▼▼▼
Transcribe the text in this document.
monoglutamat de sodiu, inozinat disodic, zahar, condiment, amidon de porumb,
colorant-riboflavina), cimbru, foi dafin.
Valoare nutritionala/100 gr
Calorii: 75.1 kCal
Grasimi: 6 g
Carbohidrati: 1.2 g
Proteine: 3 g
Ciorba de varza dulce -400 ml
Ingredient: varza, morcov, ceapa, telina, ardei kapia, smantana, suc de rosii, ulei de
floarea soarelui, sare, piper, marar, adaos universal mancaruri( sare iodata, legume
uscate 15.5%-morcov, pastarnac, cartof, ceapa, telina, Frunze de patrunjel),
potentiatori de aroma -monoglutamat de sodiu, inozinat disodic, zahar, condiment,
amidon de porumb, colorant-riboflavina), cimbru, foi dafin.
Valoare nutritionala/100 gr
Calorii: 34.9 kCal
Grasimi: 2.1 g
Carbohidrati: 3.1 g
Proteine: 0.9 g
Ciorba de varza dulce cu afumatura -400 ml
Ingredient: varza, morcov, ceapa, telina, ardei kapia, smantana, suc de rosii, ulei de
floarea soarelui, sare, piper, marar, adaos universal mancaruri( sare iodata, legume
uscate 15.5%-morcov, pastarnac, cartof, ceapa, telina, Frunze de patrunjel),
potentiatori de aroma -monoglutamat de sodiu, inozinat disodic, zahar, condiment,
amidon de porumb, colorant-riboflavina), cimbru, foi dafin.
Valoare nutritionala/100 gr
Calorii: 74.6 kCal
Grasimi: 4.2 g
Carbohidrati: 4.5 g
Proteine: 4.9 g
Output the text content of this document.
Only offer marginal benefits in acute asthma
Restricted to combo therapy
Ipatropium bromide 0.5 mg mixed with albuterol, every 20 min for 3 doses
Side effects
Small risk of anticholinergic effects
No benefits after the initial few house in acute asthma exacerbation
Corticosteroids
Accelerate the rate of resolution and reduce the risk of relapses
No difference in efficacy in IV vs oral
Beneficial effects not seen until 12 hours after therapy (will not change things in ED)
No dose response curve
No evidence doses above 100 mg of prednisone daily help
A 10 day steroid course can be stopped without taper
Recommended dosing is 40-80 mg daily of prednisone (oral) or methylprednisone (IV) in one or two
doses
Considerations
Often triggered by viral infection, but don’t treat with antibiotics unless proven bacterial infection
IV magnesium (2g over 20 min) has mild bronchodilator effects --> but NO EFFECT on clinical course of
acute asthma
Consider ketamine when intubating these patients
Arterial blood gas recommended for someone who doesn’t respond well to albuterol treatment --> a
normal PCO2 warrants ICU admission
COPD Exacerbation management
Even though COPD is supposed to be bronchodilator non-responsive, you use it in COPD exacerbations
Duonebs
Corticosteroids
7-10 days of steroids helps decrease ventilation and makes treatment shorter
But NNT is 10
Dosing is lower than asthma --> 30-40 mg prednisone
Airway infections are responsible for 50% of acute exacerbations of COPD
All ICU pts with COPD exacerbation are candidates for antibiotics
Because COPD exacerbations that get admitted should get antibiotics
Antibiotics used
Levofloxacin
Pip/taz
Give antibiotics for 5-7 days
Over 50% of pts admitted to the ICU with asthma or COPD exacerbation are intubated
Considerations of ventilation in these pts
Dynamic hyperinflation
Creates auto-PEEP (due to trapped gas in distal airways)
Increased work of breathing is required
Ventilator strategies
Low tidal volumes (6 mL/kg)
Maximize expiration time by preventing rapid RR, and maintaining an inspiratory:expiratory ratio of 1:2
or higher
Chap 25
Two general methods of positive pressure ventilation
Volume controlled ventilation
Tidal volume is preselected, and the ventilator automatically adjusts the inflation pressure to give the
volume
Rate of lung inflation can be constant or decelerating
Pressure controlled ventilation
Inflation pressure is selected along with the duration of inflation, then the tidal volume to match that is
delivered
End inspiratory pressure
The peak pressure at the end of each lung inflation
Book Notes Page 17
▲▲▲
# WHAT THIS TASK INVOLVES:
Copy out all lines of the material above in which "days" occurs.

# WRITTEN SOLUTION:
7-10 days of steroids helps decrease ventilation and makes treatment shorter
Give antibiotics for 5-7 days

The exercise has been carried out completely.